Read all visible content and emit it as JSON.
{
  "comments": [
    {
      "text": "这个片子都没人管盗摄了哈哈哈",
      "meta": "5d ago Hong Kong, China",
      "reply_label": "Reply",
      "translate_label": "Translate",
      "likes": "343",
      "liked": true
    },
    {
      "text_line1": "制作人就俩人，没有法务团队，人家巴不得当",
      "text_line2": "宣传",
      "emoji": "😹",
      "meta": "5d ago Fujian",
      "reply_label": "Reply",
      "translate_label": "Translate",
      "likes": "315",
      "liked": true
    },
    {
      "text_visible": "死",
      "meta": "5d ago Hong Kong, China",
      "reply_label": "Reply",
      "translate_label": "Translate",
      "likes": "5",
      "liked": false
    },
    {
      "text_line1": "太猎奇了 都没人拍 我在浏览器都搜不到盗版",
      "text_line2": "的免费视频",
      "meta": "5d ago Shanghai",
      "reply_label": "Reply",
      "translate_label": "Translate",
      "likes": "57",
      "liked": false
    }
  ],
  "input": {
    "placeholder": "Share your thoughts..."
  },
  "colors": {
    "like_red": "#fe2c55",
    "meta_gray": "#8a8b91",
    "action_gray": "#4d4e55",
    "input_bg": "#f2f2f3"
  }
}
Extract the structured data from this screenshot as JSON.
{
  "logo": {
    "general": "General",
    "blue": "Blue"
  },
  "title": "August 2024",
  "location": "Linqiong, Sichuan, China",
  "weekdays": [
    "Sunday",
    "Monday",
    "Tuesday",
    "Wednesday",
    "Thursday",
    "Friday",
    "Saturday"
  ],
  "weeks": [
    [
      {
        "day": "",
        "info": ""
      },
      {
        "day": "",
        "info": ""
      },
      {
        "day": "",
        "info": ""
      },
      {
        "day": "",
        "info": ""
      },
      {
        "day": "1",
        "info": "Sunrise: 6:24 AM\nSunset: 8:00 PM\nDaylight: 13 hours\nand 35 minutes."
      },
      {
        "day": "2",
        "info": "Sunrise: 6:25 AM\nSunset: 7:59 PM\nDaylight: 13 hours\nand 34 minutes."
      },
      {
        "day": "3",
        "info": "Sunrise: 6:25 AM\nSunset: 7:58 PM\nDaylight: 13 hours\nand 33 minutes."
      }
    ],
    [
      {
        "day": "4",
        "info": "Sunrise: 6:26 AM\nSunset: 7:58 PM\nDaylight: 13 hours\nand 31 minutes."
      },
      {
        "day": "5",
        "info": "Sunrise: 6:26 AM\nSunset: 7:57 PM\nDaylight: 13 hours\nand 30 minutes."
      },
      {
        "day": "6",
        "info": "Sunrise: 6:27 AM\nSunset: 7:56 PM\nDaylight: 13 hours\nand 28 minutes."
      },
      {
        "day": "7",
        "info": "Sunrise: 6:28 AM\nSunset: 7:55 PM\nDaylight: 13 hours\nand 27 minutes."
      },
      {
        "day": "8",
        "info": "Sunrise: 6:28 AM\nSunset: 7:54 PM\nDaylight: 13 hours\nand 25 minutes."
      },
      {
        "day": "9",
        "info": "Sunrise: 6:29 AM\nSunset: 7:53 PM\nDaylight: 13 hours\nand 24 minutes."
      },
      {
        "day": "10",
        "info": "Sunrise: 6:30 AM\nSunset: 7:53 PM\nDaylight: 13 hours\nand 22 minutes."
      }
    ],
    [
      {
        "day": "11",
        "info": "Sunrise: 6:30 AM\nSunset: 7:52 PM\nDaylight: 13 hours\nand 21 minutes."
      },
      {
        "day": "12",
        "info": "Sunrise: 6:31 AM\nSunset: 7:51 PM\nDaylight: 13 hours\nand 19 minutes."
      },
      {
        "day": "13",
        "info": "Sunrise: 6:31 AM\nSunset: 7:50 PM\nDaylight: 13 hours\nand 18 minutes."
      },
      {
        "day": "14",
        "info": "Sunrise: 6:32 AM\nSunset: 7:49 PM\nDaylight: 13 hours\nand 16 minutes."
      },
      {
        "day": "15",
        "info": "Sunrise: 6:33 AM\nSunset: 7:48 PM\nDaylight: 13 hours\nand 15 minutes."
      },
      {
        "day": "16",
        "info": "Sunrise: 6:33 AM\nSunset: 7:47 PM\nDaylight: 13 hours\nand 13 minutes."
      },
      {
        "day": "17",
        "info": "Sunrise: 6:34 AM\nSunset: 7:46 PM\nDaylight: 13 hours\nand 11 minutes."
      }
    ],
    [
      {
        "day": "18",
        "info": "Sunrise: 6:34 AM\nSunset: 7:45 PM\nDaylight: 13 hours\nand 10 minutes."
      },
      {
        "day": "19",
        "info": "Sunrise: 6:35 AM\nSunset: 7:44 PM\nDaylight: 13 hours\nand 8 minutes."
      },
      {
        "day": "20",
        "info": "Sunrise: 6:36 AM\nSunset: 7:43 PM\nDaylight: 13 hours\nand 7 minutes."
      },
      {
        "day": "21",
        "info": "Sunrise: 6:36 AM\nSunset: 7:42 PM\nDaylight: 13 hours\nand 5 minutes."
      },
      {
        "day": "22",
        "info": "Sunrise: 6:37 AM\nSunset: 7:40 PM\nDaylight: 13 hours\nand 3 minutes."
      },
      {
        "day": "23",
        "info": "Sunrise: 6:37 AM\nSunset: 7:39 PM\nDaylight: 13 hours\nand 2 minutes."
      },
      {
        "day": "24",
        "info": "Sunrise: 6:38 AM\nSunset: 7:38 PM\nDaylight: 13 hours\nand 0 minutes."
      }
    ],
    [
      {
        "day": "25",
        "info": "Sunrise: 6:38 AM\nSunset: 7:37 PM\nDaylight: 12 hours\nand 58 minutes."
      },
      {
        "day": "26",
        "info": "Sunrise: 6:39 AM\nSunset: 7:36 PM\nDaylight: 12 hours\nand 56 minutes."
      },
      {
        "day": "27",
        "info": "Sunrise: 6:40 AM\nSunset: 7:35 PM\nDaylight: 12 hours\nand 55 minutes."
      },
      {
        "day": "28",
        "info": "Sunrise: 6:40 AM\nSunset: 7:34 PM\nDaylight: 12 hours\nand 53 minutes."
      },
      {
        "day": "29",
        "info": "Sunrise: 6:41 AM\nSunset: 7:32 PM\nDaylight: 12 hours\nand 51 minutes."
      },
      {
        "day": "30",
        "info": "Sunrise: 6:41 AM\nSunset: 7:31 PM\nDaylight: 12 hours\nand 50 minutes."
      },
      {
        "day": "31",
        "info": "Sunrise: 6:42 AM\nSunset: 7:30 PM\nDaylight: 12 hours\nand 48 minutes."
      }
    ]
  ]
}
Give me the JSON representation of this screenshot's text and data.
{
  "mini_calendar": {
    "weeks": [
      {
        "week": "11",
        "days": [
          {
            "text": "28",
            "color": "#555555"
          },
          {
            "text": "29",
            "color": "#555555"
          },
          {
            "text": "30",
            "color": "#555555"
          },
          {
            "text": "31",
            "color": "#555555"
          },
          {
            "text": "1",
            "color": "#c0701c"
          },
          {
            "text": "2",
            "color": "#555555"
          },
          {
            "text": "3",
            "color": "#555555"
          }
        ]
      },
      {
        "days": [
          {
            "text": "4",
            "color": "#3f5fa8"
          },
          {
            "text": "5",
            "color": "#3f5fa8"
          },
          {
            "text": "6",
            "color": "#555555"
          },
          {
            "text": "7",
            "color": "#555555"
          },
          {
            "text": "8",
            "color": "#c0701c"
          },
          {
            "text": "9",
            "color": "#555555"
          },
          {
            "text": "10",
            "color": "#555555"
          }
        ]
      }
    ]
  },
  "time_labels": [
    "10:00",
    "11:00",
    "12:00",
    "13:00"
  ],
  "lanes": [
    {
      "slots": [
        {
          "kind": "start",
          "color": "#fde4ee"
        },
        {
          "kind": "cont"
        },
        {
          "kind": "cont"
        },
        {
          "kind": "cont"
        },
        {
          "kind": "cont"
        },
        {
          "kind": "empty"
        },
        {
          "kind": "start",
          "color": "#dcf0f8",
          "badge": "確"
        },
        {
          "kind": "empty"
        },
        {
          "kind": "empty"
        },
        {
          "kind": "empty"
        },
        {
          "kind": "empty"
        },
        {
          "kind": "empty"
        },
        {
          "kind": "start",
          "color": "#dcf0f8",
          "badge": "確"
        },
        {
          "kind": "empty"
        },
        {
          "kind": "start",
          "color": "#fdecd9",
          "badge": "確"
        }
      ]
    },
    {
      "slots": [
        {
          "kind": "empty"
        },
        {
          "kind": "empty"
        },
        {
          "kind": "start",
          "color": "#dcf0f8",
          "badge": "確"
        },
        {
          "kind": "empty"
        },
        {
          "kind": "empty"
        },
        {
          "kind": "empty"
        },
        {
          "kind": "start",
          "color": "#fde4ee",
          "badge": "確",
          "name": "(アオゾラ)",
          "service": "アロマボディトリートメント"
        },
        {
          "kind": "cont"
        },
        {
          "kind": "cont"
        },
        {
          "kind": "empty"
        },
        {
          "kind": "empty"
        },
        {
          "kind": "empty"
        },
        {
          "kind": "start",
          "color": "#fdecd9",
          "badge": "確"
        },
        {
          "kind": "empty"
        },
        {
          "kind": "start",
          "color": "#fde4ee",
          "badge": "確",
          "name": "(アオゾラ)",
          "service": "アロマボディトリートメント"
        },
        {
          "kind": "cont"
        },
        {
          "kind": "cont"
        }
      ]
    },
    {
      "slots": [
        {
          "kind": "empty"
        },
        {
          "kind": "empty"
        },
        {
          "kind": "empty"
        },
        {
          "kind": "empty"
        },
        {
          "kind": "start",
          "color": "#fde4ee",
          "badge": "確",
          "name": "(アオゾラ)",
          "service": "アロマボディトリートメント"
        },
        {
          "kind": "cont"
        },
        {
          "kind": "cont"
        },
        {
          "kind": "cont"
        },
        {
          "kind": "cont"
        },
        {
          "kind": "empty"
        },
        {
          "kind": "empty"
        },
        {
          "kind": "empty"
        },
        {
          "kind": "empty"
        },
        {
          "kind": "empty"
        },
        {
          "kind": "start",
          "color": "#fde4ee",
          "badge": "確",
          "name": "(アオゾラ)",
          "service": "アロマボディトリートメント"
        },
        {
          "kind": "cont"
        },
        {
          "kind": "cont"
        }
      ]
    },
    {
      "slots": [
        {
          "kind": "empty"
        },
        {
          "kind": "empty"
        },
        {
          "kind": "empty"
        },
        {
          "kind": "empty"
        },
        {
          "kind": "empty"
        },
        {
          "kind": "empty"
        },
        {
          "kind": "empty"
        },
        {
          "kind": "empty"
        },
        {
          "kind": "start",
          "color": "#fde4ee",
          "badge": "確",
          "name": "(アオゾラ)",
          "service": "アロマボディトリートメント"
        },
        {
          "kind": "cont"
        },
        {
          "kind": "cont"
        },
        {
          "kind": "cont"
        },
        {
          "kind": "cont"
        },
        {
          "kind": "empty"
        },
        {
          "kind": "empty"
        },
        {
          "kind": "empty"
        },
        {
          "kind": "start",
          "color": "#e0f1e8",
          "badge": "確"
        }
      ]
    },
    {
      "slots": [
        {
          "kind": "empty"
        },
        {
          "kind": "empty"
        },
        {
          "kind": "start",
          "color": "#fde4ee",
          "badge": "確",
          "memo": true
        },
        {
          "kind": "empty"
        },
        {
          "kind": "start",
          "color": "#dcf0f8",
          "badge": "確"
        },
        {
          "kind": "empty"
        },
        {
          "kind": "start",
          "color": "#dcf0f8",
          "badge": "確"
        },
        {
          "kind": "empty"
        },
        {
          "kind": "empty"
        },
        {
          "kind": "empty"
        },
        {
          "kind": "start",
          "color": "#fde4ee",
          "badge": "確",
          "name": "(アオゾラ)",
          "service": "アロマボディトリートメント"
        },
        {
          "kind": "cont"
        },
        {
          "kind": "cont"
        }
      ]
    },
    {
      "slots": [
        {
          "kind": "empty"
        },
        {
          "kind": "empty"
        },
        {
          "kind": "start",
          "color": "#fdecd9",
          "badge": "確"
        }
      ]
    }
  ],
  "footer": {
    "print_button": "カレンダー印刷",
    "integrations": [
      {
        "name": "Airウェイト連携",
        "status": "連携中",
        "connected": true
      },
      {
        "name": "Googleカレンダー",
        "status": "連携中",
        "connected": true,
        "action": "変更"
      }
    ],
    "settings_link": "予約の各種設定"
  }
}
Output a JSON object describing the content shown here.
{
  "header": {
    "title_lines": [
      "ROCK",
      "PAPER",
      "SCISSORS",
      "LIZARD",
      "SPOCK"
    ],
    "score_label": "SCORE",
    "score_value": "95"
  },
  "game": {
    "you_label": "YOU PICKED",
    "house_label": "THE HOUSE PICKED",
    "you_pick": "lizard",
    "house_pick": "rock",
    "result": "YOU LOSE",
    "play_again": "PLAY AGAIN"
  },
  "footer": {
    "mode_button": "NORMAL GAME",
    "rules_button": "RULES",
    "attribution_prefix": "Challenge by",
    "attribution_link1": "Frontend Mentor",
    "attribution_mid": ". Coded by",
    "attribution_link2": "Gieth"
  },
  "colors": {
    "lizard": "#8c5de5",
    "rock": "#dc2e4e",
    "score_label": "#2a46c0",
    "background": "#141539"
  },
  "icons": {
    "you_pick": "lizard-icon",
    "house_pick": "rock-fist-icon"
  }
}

^^^^^^^^^^^^^^^^

BRIEF -> Extract each line holding the word "content" from the records.

COMPLETED EXERCISE ->
Read all visible content and emit it as JSON.
Output a JSON object describing the content shown here.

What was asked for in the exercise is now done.